Reproduce the data in its entirety, exactly as supplied.
begin DATA IN THIS EXERCISE
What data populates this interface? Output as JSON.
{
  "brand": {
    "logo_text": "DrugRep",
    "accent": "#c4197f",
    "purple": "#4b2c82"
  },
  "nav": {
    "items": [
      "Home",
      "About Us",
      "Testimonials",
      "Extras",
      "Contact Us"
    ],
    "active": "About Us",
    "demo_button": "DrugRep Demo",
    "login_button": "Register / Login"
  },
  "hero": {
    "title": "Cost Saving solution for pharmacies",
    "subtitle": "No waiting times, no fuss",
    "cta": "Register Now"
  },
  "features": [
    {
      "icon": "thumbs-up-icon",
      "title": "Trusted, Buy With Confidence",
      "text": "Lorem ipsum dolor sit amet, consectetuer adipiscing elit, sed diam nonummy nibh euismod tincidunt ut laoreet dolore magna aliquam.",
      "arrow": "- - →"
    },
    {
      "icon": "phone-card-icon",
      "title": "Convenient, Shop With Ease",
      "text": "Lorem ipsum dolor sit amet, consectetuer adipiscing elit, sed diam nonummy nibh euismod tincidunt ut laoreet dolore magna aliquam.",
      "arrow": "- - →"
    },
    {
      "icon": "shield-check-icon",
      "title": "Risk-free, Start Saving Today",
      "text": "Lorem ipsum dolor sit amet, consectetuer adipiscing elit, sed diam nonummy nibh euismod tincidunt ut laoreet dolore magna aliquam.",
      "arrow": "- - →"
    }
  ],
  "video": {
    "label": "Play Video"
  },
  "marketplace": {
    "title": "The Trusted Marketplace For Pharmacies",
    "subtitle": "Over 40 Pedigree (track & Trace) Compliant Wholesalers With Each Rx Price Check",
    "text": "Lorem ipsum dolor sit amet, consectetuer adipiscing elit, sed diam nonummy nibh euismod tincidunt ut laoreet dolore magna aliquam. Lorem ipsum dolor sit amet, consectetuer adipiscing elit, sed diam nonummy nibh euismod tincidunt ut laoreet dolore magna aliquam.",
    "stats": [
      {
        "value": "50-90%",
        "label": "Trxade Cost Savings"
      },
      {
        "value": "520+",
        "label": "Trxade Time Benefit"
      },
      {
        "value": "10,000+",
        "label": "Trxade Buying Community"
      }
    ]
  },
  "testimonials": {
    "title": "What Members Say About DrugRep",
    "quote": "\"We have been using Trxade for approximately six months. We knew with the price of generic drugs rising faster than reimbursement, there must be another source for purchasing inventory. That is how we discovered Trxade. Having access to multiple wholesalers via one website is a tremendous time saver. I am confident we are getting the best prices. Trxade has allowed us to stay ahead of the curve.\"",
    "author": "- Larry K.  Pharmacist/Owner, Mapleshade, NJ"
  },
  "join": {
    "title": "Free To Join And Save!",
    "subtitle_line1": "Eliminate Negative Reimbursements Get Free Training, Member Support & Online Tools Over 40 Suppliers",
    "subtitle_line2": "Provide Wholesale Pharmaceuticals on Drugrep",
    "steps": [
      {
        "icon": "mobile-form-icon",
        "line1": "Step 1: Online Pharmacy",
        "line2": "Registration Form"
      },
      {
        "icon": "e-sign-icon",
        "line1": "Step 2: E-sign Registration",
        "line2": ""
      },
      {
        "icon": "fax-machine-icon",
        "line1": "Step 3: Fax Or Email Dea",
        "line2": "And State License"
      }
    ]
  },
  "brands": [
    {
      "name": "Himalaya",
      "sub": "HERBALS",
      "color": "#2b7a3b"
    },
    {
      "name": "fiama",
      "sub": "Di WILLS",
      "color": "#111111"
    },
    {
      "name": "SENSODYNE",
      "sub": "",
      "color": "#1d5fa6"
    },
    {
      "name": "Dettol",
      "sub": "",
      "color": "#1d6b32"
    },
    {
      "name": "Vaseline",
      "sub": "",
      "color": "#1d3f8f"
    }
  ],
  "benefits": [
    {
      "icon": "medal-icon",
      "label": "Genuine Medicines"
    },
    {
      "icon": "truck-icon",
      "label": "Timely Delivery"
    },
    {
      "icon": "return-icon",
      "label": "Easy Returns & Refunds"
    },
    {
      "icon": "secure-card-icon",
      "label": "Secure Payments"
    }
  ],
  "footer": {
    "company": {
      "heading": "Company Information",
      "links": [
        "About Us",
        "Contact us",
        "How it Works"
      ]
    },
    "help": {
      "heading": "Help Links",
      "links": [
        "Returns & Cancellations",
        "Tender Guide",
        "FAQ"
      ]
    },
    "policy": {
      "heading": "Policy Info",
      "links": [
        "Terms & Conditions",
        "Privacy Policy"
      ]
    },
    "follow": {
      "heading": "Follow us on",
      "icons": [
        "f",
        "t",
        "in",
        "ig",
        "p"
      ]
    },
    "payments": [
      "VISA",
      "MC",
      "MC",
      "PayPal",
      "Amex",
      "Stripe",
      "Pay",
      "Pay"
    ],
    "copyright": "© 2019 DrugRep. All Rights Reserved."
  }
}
end DATA IN THIS EXERCISE
WRITTEN SOLUTION -
What data populates this interface? Output as JSON.
{
  "brand": {
    "logo_text": "DrugRep",
    "accent": "#c4197f",
    "purple": "#4b2c82"
  },
  "nav": {
    "items": [
      "Home",
      "About Us",
      "Testimonials",
      "Extras",
      "Contact Us"
    ],
    "active": "About Us",
    "demo_button": "DrugRep Demo",
    "login_button": "Register / Login"
  },
  "hero": {
    "title": "Cost Saving solution for pharmacies",
    "subtitle": "No waiting times, no fuss",
    "cta": "Register Now"
  },
  "features": [
    {
      "icon": "thumbs-up-icon",
      "title": "Trusted, Buy With Confidence",
      "text": "Lorem ipsum dolor sit amet, consectetuer adipiscing elit, sed diam nonummy nibh euismod tincidunt ut laoreet dolore magna aliquam.",
      "arrow": "- - →"
    },
    {
      "icon": "phone-card-icon",
      "title": "Convenient, Shop With Ease",
      "text": "Lorem ipsum dolor sit amet, consectetuer adipiscing elit, sed diam nonummy nibh euismod tincidunt ut laoreet dolore magna aliquam.",
      "arrow": "- - →"
    },
    {
      "icon": "shield-check-icon",
      "title": "Risk-free, Start Saving Today",
      "text": "Lorem ipsum dolor sit amet, consectetuer adipiscing elit, sed diam nonummy nibh euismod tincidunt ut laoreet dolore magna aliquam.",
      "arrow": "- - →"
    }
  ],
  "video": {
    "label": "Play Video"
  },
  "marketplace": {
    "title": "The Trusted Marketplace For Pharmacies",
    "subtitle": "Over 40 Pedigree (track & Trace) Compliant Wholesalers With Each Rx Price Check",
    "text": "Lorem ipsum dolor sit amet, consectetuer adipiscing elit, sed diam nonummy nibh euismod tincidunt ut laoreet dolore magna aliquam. Lorem ipsum dolor sit amet, consectetuer adipiscing elit, sed diam nonummy nibh euismod tincidunt ut laoreet dolore magna aliquam.",
    "stats": [
      {
        "value": "50-90%",
        "label": "Trxade Cost Savings"
      },
      {
        "value": "520+",
        "label": "Trxade Time Benefit"
      },
      {
        "value": "10,000+",
        "label": "Trxade Buying Community"
      }
    ]
  },
  "testimonials": {
    "title": "What Members Say About DrugRep",
    "quote": "\"We have been using Trxade for approximately six months. We knew with the price of generic drugs rising faster than reimbursement, there must be another source for purchasing inventory. That is how we discovered Trxade. Having access to multiple wholesalers via one website is a tremendous time saver. I am confident we are getting the best prices. Trxade has allowed us to stay ahead of the curve.\"",
    "author": "- Larry K.  Pharmacist/Owner, Mapleshade, NJ"
  },
  "join": {
    "title": "Free To Join And Save!",
    "subtitle_line1": "Eliminate Negative Reimbursements Get Free Training, Member Support & Online Tools Over 40 Suppliers",
    "subtitle_line2": "Provide Wholesale Pharmaceuticals on Drugrep",
    "steps": [
      {
        "icon": "mobile-form-icon",
        "line1": "Step 1: Online Pharmacy",
        "line2": "Registration Form"
      },
      {
        "icon": "e-sign-icon",
        "line1": "Step 2: E-sign Registration",
        "line2": ""
      },
      {
        "icon": "fax-machine-icon",
        "line1": "Step 3: Fax Or Email Dea",
        "line2": "And State License"
      }
    ]
  },
  "brands": [
    {
      "name": "Himalaya",
      "sub": "HERBALS",
      "color": "#2b7a3b"
    },
    {
      "name": "fiama",
      "sub": "Di WILLS",
      "color": "#111111"
    },
    {
      "name": "SENSODYNE",
      "sub": "",
      "color": "#1d5fa6"
    },
    {
      "name": "Dettol",
      "sub": "",
      "color": "#1d6b32"
    },
    {
      "name": "Vaseline",
      "sub": "",
      "color": "#1d3f8f"
    }
  ],
  "benefits": [
    {
      "icon": "medal-icon",
      "label": "Genuine Medicines"
    },
    {
      "icon": "truck-icon",
      "label": "Timely Delivery"
    },
    {
      "icon": "return-icon",
      "label": "Easy Returns & Refunds"
    },
    {
      "icon": "secure-card-icon",
      "label": "Secure Payments"
    }
  ],
  "footer": {
    "company": {
      "heading": "Company Information",
      "links": [
        "About Us",
        "Contact us",
        "How it Works"
      ]
    },
    "help": {
      "heading": "Help Links",
      "links": [
        "Returns & Cancellations",
        "Tender Guide",
        "FAQ"
      ]
    },
    "policy": {
      "heading": "Policy Info",
      "links": [
        "Terms & Conditions",
        "Privacy Policy"
      ]
    },
    "follow": {
      "heading": "Follow us on",
      "icons": [
        "f",
        "t",
        "in",
        "ig",
        "p"
      ]
    },
    "payments": [
      "VISA",
      "MC",
      "MC",
      "PayPal",
      "Amex",
      "Stripe",
      "Pay",
      "Pay"
    ],
    "copyright": "© 2019 DrugRep. All Rights Reserved."
  }
}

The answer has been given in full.